This exercise asks for every line of the material that contains the word "virus".

*** Opening of The input ***

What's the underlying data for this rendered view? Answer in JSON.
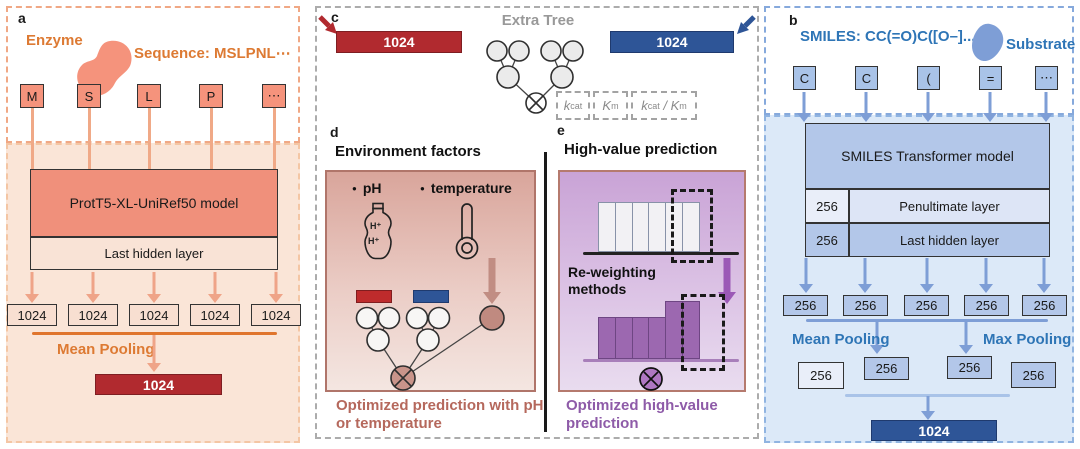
{
  "figure": {
    "panel_a": {
      "label": "a",
      "enzyme_label": "Enzyme",
      "sequence_label": "Sequence: MSLPNL⋯",
      "tokens": [
        "M",
        "S",
        "L",
        "P",
        "⋯"
      ],
      "model_name": "ProtT5-XL-UniRef50 model",
      "hidden_layer_label": "Last hidden layer",
      "token_dims": [
        "1024",
        "1024",
        "1024",
        "1024",
        "1024"
      ],
      "pooling_label": "Mean Pooling",
      "output_dim": "1024"
    },
    "panel_b": {
      "label": "b",
      "smiles_label": "SMILES: CC(=O)C([O–]...",
      "substrate_label": "Substrate",
      "tokens": [
        "C",
        "C",
        "(",
        "=",
        "⋯"
      ],
      "model_name": "SMILES Transformer model",
      "penultimate_dim": "256",
      "penultimate_label": "Penultimate layer",
      "last_hidden_dim": "256",
      "last_hidden_label": "Last hidden layer",
      "token_dims": [
        "256",
        "256",
        "256",
        "256",
        "256"
      ],
      "mean_pooling_label": "Mean Pooling",
      "max_pooling_label": "Max Pooling",
      "pooled_dims": [
        "256",
        "256",
        "256",
        "256"
      ],
      "output_dim": "1024"
    },
    "panel_c": {
      "label": "c",
      "title": "Extra Tree",
      "enzyme_vector_dim": "1024",
      "substrate_vector_dim": "1024",
      "targets": {
        "kcat": {
          "sym": "k",
          "sub": "cat"
        },
        "km": {
          "sym": "K",
          "sub": "m"
        },
        "ratio": {
          "sym1": "k",
          "sub1": "cat",
          "sep": " / ",
          "sym2": "K",
          "sub2": "m"
        }
      }
    },
    "panel_d": {
      "label": "d",
      "title": "Environment factors",
      "factor_ph": "pH",
      "factor_temperature": "temperature",
      "bottle_ion_top": "H⁺",
      "bottle_ion_bottom": "H⁺",
      "caption_line1": "Optimized prediction with pH",
      "caption_line2": "or temperature"
    },
    "panel_e": {
      "label": "e",
      "title": "High-value prediction",
      "method_line1": "Re-weighting",
      "method_line2": "methods",
      "caption_line1": "Optimized high-value",
      "caption_line2": "prediction",
      "hist_top_bar_heights": [
        50,
        50,
        50,
        50,
        50,
        50
      ],
      "hist_bottom_bar_heights": [
        42,
        42,
        42,
        42,
        58,
        58
      ]
    },
    "colors": {
      "orange_text": "#DD7A33",
      "salmon": "#F5937C",
      "peach_bg": "#FAE5D7",
      "dark_red": "#B12A2F",
      "dark_blue": "#2E5597",
      "medium_blue": "#A9C3E8",
      "light_blue_bg": "#DCE9F8",
      "blue_text": "#2E75B6",
      "gray_text": "#999999",
      "rose_text": "#B5685C",
      "purple_text": "#8E5BA8",
      "purple_bar": "#9C68B0"
    }
  }
}
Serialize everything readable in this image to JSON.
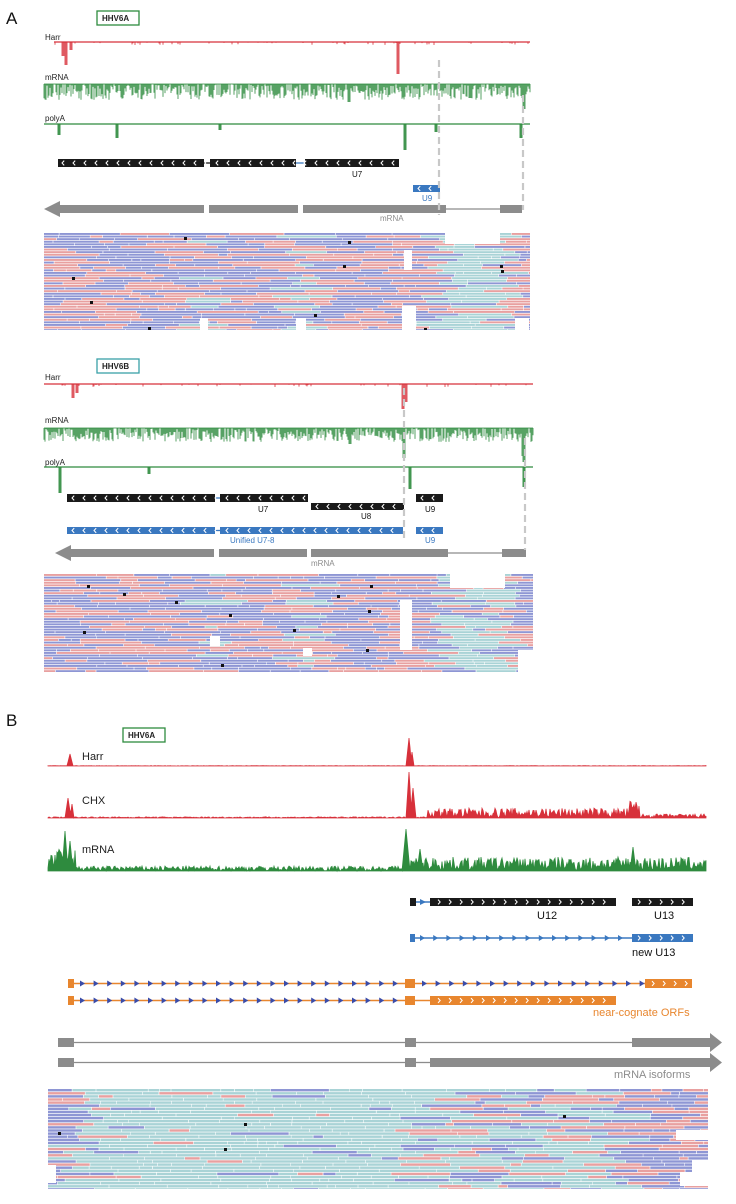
{
  "panel_a": {
    "letter": "A",
    "blocks": [
      {
        "virus": "HHV6A",
        "tracks": [
          "Harr",
          "mRNA",
          "polyA"
        ],
        "genes": [
          "U7",
          "U9"
        ],
        "mrna_label": "mRNA"
      },
      {
        "virus": "HHV6B",
        "tracks": [
          "Harr",
          "mRNA",
          "polyA"
        ],
        "genes": [
          "U7",
          "U8",
          "U9"
        ],
        "blue_genes": [
          "Unified U7-8",
          "U9"
        ],
        "mrna_label": "mRNA"
      }
    ]
  },
  "panel_b": {
    "letter": "B",
    "virus": "HHV6A",
    "tracks": [
      "Harr",
      "CHX",
      "mRNA"
    ],
    "genes": [
      "U12",
      "U13"
    ],
    "new_gene": "new U13",
    "orf_label": "near-cognate ORFs",
    "isoform_label": "mRNA isoforms"
  },
  "colors": {
    "harr": "#d7303a",
    "mrna": "#2e8b3e",
    "gene_black": "#1a1a1a",
    "gene_blue": "#3a78c0",
    "orf_orange": "#e8862e",
    "transcript_gray": "#8c8c8c",
    "read_blue": "#8e96d4",
    "read_pink": "#e8a0a0",
    "read_teal": "#a9d3d6",
    "badge_green_border": "#2e8b3e",
    "badge_teal_border": "#3aa0a8"
  }
}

*** Close of The input ***

**Exercise output**.
        "virus": "HHV6A",
        "virus": "HHV6B",
    "virus": "HHV6A",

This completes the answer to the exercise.